— START OF Supplied entries —

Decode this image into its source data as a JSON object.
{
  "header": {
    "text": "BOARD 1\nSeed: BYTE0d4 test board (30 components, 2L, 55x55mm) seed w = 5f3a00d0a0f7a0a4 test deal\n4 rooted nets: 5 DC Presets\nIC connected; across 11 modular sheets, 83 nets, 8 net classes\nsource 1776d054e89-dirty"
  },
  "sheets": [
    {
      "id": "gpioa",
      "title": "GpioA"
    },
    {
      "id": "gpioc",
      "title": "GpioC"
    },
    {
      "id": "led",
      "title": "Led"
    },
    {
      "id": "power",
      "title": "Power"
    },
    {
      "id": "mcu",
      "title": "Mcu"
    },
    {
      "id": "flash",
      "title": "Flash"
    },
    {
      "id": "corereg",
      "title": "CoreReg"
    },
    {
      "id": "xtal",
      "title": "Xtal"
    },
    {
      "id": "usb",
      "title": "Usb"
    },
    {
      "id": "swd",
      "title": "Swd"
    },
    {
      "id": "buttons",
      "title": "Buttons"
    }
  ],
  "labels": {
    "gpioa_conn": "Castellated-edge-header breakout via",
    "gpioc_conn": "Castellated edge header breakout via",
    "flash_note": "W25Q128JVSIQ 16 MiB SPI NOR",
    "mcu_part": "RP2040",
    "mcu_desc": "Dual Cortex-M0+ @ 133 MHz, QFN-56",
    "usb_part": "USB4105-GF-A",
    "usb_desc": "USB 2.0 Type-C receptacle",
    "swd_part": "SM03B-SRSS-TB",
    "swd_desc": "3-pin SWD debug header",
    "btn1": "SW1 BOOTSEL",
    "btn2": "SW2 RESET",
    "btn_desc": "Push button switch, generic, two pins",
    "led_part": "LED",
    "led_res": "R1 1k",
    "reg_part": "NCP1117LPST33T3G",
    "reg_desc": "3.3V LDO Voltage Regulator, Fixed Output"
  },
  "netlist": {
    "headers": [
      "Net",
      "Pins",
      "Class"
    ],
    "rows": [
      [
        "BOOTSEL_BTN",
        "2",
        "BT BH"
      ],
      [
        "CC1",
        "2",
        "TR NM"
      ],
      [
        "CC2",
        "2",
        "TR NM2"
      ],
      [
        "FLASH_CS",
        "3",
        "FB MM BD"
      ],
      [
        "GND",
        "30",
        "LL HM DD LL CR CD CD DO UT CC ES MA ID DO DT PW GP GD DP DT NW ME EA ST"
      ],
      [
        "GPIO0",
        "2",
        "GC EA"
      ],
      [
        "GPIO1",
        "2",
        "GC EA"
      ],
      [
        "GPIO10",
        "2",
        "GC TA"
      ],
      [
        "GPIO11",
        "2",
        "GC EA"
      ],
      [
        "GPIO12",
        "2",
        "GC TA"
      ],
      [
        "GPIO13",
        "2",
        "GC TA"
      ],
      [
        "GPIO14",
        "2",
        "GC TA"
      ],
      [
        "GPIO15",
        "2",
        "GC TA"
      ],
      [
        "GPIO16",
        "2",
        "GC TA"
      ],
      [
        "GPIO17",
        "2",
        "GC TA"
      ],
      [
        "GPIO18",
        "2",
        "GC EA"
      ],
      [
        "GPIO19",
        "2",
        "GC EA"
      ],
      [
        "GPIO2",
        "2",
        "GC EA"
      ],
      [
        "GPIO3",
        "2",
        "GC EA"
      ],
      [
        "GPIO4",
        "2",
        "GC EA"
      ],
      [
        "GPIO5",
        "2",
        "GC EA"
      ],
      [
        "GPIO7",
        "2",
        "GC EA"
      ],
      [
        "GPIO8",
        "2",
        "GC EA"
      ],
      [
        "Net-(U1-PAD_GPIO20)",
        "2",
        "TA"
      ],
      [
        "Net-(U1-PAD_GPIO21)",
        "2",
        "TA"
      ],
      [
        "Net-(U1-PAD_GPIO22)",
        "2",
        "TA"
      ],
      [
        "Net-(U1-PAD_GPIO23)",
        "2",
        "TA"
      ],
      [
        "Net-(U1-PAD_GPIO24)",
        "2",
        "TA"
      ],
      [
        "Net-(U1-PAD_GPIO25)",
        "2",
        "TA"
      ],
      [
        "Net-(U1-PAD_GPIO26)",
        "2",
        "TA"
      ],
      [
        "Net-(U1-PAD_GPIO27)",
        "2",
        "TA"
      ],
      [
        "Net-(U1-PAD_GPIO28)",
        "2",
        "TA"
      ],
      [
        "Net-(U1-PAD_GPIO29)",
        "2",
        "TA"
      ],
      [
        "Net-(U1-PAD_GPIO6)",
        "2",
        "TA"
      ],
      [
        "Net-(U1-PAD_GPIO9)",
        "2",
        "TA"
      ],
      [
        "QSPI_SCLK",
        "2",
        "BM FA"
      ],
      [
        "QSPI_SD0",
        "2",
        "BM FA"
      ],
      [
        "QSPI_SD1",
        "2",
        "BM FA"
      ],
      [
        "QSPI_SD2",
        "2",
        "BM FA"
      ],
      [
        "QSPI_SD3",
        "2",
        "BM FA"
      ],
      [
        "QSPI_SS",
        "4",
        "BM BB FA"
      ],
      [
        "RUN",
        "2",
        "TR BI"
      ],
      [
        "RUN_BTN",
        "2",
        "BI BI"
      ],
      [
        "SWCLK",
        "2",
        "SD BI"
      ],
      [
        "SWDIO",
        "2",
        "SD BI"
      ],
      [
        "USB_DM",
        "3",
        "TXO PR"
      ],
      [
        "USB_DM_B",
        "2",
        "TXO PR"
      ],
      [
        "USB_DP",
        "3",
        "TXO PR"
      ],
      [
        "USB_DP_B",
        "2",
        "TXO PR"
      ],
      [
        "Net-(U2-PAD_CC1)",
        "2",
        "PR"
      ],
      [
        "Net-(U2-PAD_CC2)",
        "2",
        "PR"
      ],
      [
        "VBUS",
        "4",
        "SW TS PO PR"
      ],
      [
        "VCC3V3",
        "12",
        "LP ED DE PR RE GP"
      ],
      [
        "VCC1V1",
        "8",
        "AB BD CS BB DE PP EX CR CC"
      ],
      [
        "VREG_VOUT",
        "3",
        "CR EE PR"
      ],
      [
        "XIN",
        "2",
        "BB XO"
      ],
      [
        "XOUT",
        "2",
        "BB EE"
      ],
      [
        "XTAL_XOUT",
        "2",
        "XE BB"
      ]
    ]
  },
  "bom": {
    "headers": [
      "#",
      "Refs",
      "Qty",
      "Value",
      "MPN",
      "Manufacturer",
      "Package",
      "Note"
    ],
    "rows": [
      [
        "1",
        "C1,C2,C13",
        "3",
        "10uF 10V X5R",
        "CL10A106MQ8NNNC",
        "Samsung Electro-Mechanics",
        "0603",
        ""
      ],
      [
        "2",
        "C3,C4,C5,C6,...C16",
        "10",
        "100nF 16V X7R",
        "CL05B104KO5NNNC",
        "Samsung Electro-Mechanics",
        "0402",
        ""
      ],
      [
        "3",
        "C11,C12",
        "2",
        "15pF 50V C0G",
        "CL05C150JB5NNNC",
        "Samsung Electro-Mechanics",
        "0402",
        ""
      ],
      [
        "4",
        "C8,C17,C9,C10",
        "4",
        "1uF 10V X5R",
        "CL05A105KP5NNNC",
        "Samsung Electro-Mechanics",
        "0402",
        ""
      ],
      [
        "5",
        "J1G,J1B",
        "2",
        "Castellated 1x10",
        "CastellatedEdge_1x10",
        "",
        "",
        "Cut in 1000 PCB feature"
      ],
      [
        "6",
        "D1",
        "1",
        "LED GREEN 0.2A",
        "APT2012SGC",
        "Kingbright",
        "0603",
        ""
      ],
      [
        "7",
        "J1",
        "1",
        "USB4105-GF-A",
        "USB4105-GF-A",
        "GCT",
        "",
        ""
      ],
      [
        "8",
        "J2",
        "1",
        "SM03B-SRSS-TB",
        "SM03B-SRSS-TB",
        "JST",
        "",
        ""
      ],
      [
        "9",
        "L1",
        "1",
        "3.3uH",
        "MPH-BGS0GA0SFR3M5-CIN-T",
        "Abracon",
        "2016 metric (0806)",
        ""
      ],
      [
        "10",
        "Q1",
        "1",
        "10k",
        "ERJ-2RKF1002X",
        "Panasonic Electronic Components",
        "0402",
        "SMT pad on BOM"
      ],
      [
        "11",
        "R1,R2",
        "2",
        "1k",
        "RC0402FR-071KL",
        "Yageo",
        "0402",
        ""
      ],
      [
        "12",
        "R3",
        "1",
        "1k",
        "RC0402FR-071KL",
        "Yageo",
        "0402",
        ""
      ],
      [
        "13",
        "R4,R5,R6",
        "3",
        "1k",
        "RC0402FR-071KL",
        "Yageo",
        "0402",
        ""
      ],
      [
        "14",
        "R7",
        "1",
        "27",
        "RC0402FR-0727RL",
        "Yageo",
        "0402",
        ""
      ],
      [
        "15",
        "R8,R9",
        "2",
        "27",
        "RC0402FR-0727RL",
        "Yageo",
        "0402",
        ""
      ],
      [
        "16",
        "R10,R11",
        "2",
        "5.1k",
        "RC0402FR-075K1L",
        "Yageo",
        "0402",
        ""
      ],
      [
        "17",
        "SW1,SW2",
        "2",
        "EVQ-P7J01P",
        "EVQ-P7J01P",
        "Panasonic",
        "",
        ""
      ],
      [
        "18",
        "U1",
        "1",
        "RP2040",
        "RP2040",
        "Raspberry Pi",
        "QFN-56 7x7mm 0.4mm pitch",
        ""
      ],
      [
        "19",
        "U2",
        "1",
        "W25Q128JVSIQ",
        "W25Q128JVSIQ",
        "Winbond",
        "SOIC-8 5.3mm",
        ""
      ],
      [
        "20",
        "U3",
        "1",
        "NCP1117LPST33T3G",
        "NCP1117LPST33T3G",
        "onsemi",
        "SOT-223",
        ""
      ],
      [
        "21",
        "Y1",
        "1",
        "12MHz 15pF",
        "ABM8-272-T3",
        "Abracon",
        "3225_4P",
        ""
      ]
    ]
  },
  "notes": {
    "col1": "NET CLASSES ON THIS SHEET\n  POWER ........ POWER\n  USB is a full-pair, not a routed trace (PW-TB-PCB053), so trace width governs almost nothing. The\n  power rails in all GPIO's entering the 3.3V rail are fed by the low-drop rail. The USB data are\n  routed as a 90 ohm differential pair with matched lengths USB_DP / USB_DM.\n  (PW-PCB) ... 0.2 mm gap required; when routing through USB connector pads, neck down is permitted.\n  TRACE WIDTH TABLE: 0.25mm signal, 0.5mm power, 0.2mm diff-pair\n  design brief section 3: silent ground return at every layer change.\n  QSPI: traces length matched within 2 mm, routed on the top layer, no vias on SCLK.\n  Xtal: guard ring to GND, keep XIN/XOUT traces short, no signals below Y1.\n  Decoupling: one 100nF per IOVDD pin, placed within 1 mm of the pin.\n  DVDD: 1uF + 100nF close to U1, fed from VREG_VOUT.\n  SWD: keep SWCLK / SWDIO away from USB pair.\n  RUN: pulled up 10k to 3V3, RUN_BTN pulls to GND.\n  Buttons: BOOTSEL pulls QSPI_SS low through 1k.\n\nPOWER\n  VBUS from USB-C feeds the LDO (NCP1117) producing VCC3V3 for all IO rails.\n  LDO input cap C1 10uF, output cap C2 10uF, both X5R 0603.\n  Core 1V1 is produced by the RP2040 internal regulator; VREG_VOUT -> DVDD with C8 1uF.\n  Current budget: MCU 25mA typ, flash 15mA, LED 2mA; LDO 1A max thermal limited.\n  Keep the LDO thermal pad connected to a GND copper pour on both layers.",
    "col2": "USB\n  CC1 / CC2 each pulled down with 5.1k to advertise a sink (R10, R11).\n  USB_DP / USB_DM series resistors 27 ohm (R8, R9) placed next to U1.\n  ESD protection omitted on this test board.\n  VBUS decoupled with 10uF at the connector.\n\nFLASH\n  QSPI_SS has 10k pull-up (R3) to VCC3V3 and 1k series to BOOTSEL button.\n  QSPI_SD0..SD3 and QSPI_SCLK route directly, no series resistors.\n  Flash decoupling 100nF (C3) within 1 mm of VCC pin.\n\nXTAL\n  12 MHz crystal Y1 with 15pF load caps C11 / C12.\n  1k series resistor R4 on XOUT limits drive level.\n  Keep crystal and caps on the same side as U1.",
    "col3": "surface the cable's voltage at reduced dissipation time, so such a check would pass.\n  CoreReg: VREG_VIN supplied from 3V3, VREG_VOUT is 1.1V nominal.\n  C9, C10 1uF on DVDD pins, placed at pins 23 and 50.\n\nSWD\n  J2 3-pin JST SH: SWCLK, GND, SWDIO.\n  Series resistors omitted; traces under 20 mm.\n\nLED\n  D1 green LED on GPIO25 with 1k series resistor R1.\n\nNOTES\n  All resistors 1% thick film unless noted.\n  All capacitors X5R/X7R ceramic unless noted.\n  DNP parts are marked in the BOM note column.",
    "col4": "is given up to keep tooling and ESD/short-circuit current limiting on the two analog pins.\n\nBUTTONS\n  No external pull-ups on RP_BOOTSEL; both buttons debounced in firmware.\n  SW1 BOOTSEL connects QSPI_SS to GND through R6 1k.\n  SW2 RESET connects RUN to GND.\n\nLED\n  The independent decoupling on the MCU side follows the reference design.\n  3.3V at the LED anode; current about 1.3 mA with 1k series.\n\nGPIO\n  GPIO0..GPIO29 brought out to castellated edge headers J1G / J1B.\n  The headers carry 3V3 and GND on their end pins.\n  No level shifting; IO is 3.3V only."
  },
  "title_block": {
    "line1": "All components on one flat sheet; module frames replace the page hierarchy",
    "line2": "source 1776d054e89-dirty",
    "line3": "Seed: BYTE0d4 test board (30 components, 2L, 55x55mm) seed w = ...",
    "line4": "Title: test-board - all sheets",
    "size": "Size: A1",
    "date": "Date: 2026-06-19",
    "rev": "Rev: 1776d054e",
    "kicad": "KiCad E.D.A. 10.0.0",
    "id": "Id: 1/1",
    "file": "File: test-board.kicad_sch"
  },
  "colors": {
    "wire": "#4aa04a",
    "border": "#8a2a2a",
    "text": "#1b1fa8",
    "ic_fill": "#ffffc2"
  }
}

— END OF Supplied entries —

## Exercise objective:
Write out every line of the preceding listing that contains "dirty".

## Solution:
    "text": "BOARD 1\nSeed: BYTE0d4 test board (30 components, 2L, 55x55mm) seed w = 5f3a00d0a0f7a0a4 test deal\n4 rooted nets: 5 DC Presets\nIC connected; across 11 modular sheets, 83 nets, 8 net classes\nsource 1776d054e89-dirty"
    "line2": "source 1776d054e89-dirty",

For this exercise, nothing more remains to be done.